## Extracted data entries
- - -
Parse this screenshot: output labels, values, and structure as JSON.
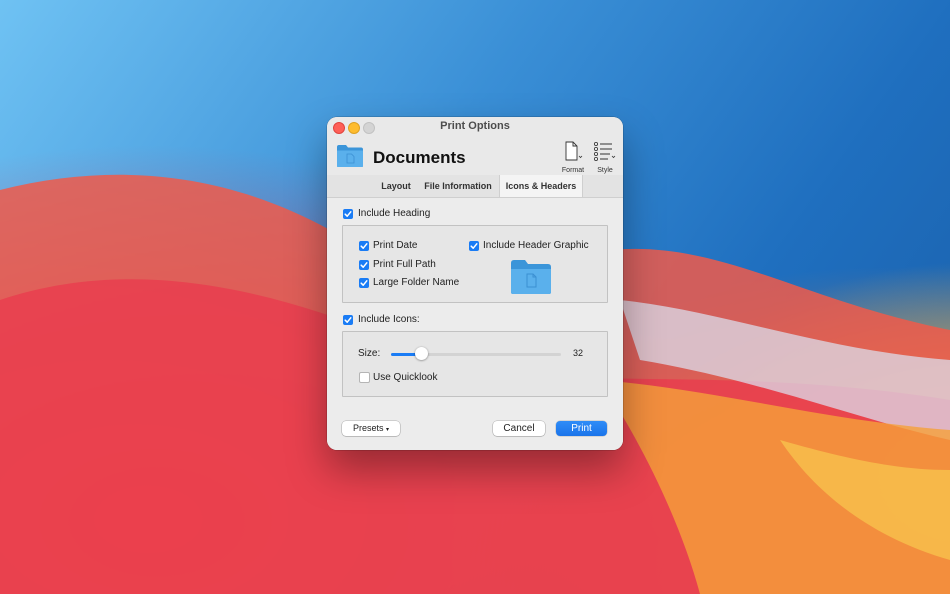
{
  "window": {
    "title": "Print Options",
    "header_title": "Documents",
    "toolbar": {
      "format_label": "Format",
      "style_label": "Style"
    }
  },
  "tabs": [
    {
      "label": "Layout",
      "selected": false
    },
    {
      "label": "File Information",
      "selected": false
    },
    {
      "label": "Icons & Headers",
      "selected": true
    }
  ],
  "heading": {
    "include_heading": {
      "label": "Include Heading",
      "checked": true
    },
    "print_date": {
      "label": "Print Date",
      "checked": true
    },
    "print_full_path": {
      "label": "Print Full Path",
      "checked": true
    },
    "large_folder_name": {
      "label": "Large Folder Name",
      "checked": true
    },
    "include_header_graphic": {
      "label": "Include Header Graphic",
      "checked": true
    }
  },
  "icons": {
    "include_icons": {
      "label": "Include Icons:",
      "checked": true
    },
    "size_label": "Size:",
    "size_value": "32",
    "size_fraction": 0.18,
    "use_quicklook": {
      "label": "Use Quicklook",
      "checked": false
    }
  },
  "buttons": {
    "presets": "Presets",
    "presets_arrow": "▾",
    "cancel": "Cancel",
    "print": "Print"
  },
  "colors": {
    "accent": "#1a7cf5",
    "folder": "#5ab0ec"
  }
}
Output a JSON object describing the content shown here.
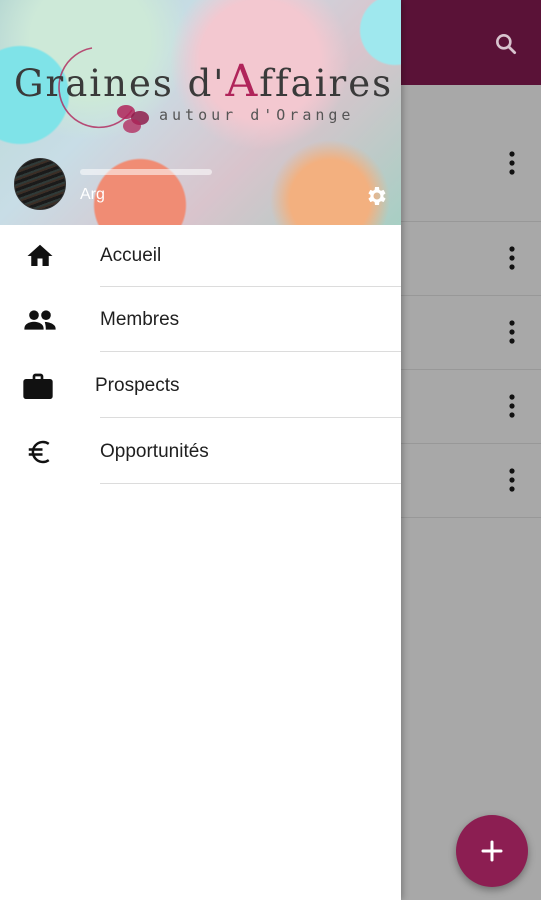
{
  "header": {
    "logo_prefix": "Graines d'",
    "logo_big_letter": "A",
    "logo_suffix": "ffaires",
    "logo_subtitle": "autour d'Orange",
    "user_name": "Arg"
  },
  "menu": {
    "items": [
      {
        "label": "Accueil",
        "icon": "home-icon"
      },
      {
        "label": "Membres",
        "icon": "people-icon"
      },
      {
        "label": "Prospects",
        "icon": "briefcase-icon"
      },
      {
        "label": "Opportunités",
        "icon": "euro-icon"
      }
    ]
  },
  "colors": {
    "toolbar": "#5a1237",
    "accent": "#8c1e52",
    "logo_accent": "#b0245a"
  }
}
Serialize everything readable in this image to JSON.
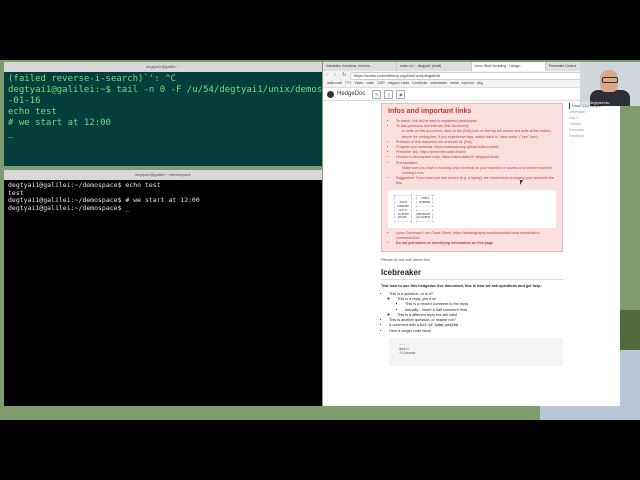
- - -
Return the listing above in full and without alteration, excluding its pictures.

Parse this screenshot: output labels, values, and structure as JSON.
{
  "window": {
    "title": "Print Options",
    "header_title": "Documents",
    "toolbar": {
      "format_label": "Format",
      "style_label": "Style"
    }
  },
  "tabs": [
    {
      "label": "Layout",
      "selected": false
    },
    {
      "label": "File Information",
      "selected": false
    },
    {
      "label": "Icons & Headers",
      "selected": true
    }
  ],
  "heading": {
    "include_heading": {
      "label": "Include Heading",
      "checked": true
    },
    "print_date": {
      "label": "Print Date",
      "checked": true
    },
    "print_full_path": {
      "label": "Print Full Path",
      "checked": true
    },
    "large_folder_name": {
      "label": "Large Folder Name",
      "checked": true
    },
    "include_header_graphic": {
      "label": "Include Header Graphic",
      "checked": true
    }
  },
  "icons": {
    "include_icons": {
      "label": "Include Icons:",
      "checked": true
    },
    "size_label": "Size:",
    "size_value": "32",
    "size_fraction": 0.18,
    "use_quicklook": {
      "label": "Use Quicklook",
      "checked": false
    }
  },
  "buttons": {
    "presets": "Presets",
    "presets_arrow": "▾",
    "cancel": "Cancel",
    "print": "Print"
  },
  "colors": {
    "accent": "#1a7cf5",
    "folder": "#5ab0ec"
  }
}
Output a JSON object describing the content shown here.
{
  "header": {
    "logo_prefix": "Graines d'",
    "logo_big_letter": "A",
    "logo_suffix": "ffaires",
    "logo_subtitle": "autour d'Orange",
    "user_name": "Arg"
  },
  "menu": {
    "items": [
      {
        "label": "Accueil",
        "icon": "home-icon"
      },
      {
        "label": "Membres",
        "icon": "people-icon"
      },
      {
        "label": "Prospects",
        "icon": "briefcase-icon"
      },
      {
        "label": "Opportunités",
        "icon": "euro-icon"
      }
    ]
  },
  "colors": {
    "toolbar": "#5a1237",
    "accent": "#8c1e52",
    "logo_accent": "#b0245a"
  }
}
Serialize everything readable in this image to JSON.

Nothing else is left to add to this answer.